Aim: Could you rewrite the listing below, changing every "segment-shine" to "segment-highlight" and keeping everything else the same?
****************
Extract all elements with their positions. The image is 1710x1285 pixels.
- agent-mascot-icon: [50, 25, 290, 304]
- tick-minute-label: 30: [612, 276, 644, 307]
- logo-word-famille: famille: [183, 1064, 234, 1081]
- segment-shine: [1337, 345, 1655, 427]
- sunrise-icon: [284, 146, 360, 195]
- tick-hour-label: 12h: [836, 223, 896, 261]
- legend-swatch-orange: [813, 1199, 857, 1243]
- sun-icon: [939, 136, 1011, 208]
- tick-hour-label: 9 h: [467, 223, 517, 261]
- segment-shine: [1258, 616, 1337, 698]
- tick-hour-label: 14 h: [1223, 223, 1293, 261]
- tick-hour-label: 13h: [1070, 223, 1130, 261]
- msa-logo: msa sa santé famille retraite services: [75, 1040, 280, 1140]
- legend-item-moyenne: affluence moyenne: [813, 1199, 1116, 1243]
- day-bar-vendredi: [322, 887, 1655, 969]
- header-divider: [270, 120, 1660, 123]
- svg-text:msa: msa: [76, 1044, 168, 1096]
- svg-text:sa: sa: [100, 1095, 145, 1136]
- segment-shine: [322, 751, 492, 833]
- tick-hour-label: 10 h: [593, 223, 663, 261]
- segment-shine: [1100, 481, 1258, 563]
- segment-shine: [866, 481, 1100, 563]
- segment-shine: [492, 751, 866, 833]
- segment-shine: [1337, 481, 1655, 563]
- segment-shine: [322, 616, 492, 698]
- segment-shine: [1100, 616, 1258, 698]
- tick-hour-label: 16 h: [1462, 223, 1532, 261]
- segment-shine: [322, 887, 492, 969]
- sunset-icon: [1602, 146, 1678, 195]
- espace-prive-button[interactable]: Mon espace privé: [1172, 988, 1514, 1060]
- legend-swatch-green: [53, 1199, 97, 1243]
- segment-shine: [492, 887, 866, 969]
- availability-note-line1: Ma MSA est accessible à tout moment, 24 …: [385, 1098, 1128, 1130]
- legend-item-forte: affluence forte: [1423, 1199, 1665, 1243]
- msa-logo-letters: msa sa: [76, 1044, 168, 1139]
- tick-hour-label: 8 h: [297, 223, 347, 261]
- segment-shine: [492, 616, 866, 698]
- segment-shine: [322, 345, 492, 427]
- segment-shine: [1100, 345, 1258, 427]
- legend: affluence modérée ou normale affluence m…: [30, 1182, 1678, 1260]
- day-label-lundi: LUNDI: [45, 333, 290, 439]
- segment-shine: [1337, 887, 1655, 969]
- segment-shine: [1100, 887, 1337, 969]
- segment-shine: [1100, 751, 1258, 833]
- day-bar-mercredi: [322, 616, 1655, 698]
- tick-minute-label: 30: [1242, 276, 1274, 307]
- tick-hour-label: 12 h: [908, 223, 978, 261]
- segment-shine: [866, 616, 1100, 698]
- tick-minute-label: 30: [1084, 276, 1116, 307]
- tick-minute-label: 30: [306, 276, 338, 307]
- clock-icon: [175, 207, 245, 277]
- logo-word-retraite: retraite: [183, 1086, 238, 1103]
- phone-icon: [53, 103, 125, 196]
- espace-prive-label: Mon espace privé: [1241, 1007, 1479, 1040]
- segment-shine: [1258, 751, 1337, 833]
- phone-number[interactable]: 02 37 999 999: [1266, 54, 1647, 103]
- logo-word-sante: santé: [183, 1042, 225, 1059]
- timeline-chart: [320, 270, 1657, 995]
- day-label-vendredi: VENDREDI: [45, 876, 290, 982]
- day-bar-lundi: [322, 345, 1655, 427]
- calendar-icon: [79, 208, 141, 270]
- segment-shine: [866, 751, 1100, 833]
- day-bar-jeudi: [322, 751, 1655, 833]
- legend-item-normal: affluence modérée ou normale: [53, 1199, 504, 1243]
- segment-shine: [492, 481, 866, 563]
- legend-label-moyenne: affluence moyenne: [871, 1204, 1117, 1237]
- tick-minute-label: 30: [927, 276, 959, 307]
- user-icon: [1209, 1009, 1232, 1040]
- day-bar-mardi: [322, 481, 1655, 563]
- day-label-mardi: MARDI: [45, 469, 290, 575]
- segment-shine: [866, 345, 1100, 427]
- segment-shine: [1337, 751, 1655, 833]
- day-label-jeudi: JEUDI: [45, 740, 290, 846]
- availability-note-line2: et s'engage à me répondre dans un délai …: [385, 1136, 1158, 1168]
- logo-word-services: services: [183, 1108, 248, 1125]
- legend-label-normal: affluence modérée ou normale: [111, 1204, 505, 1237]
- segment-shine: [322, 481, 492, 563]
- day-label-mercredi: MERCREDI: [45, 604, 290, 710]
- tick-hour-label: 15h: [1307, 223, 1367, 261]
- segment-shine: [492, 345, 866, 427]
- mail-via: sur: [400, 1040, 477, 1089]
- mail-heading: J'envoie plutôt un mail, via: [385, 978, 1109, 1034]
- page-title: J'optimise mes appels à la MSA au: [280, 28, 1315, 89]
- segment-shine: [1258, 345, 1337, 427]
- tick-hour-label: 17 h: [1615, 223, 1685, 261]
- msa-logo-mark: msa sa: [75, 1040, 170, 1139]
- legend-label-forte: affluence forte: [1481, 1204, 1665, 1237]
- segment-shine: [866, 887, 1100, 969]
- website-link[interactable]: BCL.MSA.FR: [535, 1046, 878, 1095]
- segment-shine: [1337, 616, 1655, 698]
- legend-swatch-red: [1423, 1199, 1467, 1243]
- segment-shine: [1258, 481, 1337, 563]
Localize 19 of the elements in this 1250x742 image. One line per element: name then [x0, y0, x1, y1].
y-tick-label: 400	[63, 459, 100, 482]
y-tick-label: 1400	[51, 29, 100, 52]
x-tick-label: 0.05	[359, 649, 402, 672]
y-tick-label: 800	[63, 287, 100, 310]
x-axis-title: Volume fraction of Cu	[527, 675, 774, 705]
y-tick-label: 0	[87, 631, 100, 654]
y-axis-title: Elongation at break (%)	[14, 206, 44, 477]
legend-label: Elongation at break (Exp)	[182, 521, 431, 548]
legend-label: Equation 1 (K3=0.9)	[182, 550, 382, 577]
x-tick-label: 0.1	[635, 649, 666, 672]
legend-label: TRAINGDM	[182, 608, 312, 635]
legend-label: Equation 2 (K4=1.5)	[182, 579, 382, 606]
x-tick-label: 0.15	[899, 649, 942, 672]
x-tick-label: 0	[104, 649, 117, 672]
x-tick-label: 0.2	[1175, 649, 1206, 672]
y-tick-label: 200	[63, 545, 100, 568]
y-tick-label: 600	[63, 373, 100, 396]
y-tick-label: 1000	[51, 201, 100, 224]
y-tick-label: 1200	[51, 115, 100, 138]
****************
Response to this exercise:
Extract all elements with their positions. The image is 1710x1285 pixels.
- agent-mascot-icon: [50, 25, 290, 304]
- tick-minute-label: 30: [612, 276, 644, 307]
- logo-word-famille: famille: [183, 1064, 234, 1081]
- segment-highlight: [1337, 345, 1655, 427]
- sunrise-icon: [284, 146, 360, 195]
- tick-hour-label: 12h: [836, 223, 896, 261]
- legend-swatch-orange: [813, 1199, 857, 1243]
- sun-icon: [939, 136, 1011, 208]
- tick-hour-label: 9 h: [467, 223, 517, 261]
- segment-highlight: [1258, 616, 1337, 698]
- tick-hour-label: 14 h: [1223, 223, 1293, 261]
- tick-hour-label: 13h: [1070, 223, 1130, 261]
- msa-logo: msa sa santé famille retraite services: [75, 1040, 280, 1140]
- legend-item-moyenne: affluence moyenne: [813, 1199, 1116, 1243]
- day-bar-vendredi: [322, 887, 1655, 969]
- header-divider: [270, 120, 1660, 123]
- svg-text:msa: msa: [76, 1044, 168, 1096]
- svg-text:sa: sa: [100, 1095, 145, 1136]
- segment-highlight: [322, 751, 492, 833]
- tick-hour-label: 10 h: [593, 223, 663, 261]
- segment-highlight: [1100, 481, 1258, 563]
- segment-highlight: [866, 481, 1100, 563]
- segment-highlight: [492, 751, 866, 833]
- segment-highlight: [1337, 481, 1655, 563]
- segment-highlight: [322, 616, 492, 698]
- segment-highlight: [1100, 616, 1258, 698]
- tick-hour-label: 16 h: [1462, 223, 1532, 261]
- segment-highlight: [322, 887, 492, 969]
- sunset-icon: [1602, 146, 1678, 195]
- espace-prive-button[interactable]: Mon espace privé: [1172, 988, 1514, 1060]
- legend-swatch-green: [53, 1199, 97, 1243]
- segment-highlight: [492, 887, 866, 969]
- availability-note-line1: Ma MSA est accessible à tout moment, 24 …: [385, 1098, 1128, 1130]
- legend-item-forte: affluence forte: [1423, 1199, 1665, 1243]
- msa-logo-letters: msa sa: [76, 1044, 168, 1139]
- tick-hour-label: 8 h: [297, 223, 347, 261]
- segment-highlight: [492, 616, 866, 698]
- segment-highlight: [322, 345, 492, 427]
- segment-highlight: [1100, 345, 1258, 427]
- legend: affluence modérée ou normale affluence m…: [30, 1182, 1678, 1260]
- day-label-lundi: LUNDI: [45, 333, 290, 439]
- segment-highlight: [1337, 887, 1655, 969]
- segment-highlight: [1100, 887, 1337, 969]
- segment-highlight: [1100, 751, 1258, 833]
- day-bar-mercredi: [322, 616, 1655, 698]
- tick-minute-label: 30: [1242, 276, 1274, 307]
- tick-hour-label: 12 h: [908, 223, 978, 261]
- segment-highlight: [866, 616, 1100, 698]
- tick-minute-label: 30: [1084, 276, 1116, 307]
- tick-minute-label: 30: [306, 276, 338, 307]
- clock-icon: [175, 207, 245, 277]
- logo-word-retraite: retraite: [183, 1086, 238, 1103]
- phone-icon: [53, 103, 125, 196]
- espace-prive-label: Mon espace privé: [1241, 1007, 1479, 1040]
- segment-highlight: [1258, 751, 1337, 833]
- phone-number[interactable]: 02 37 999 999: [1266, 54, 1647, 103]
- logo-word-sante: santé: [183, 1042, 225, 1059]
- timeline-chart: [320, 270, 1657, 995]
- day-label-vendredi: VENDREDI: [45, 876, 290, 982]
- day-bar-lundi: [322, 345, 1655, 427]
- calendar-icon: [79, 208, 141, 270]
- segment-highlight: [866, 751, 1100, 833]
- day-bar-jeudi: [322, 751, 1655, 833]
- legend-item-normal: affluence modérée ou normale: [53, 1199, 504, 1243]
- segment-highlight: [492, 481, 866, 563]
- legend-label-moyenne: affluence moyenne: [871, 1204, 1117, 1237]
- tick-minute-label: 30: [927, 276, 959, 307]
- user-icon: [1209, 1009, 1232, 1040]
- day-bar-mardi: [322, 481, 1655, 563]
- day-label-mardi: MARDI: [45, 469, 290, 575]
- segment-highlight: [866, 345, 1100, 427]
- segment-highlight: [1337, 751, 1655, 833]
- day-label-jeudi: JEUDI: [45, 740, 290, 846]
- availability-note-line2: et s'engage à me répondre dans un délai …: [385, 1136, 1158, 1168]
- logo-word-services: services: [183, 1108, 248, 1125]
- legend-label-normal: affluence modérée ou normale: [111, 1204, 505, 1237]
- segment-highlight: [322, 481, 492, 563]
- day-label-mercredi: MERCREDI: [45, 604, 290, 710]
- tick-hour-label: 15h: [1307, 223, 1367, 261]
- segment-highlight: [492, 345, 866, 427]
- mail-via: sur: [400, 1040, 477, 1089]
- mail-heading: J'envoie plutôt un mail, via: [385, 978, 1109, 1034]
- page-title: J'optimise mes appels à la MSA au: [280, 28, 1315, 89]
- segment-highlight: [1258, 345, 1337, 427]
- tick-hour-label: 17 h: [1615, 223, 1685, 261]
- msa-logo-mark: msa sa: [75, 1040, 170, 1139]
- legend-label-forte: affluence forte: [1481, 1204, 1665, 1237]
- segment-highlight: [866, 887, 1100, 969]
- website-link[interactable]: BCL.MSA.FR: [535, 1046, 878, 1095]
- segment-highlight: [1337, 616, 1655, 698]
- legend-swatch-red: [1423, 1199, 1467, 1243]
- segment-highlight: [1258, 481, 1337, 563]
Localize 19 of the elements in this 1250x742 image. One line per element: name then [x0, y0, x1, y1].
y-tick-label: 400	[63, 459, 100, 482]
y-tick-label: 1400	[51, 29, 100, 52]
x-tick-label: 0.05	[359, 649, 402, 672]
y-tick-label: 800	[63, 287, 100, 310]
x-axis-title: Volume fraction of Cu	[527, 675, 774, 705]
y-tick-label: 0	[87, 631, 100, 654]
y-axis-title: Elongation at break (%)	[14, 206, 44, 477]
legend-label: Elongation at break (Exp)	[182, 521, 431, 548]
legend-label: Equation 1 (K3=0.9)	[182, 550, 382, 577]
x-tick-label: 0.1	[635, 649, 666, 672]
legend-label: TRAINGDM	[182, 608, 312, 635]
legend-label: Equation 2 (K4=1.5)	[182, 579, 382, 606]
x-tick-label: 0.15	[899, 649, 942, 672]
x-tick-label: 0	[104, 649, 117, 672]
x-tick-label: 0.2	[1175, 649, 1206, 672]
y-tick-label: 200	[63, 545, 100, 568]
y-tick-label: 600	[63, 373, 100, 396]
y-tick-label: 1000	[51, 201, 100, 224]
y-tick-label: 1200	[51, 115, 100, 138]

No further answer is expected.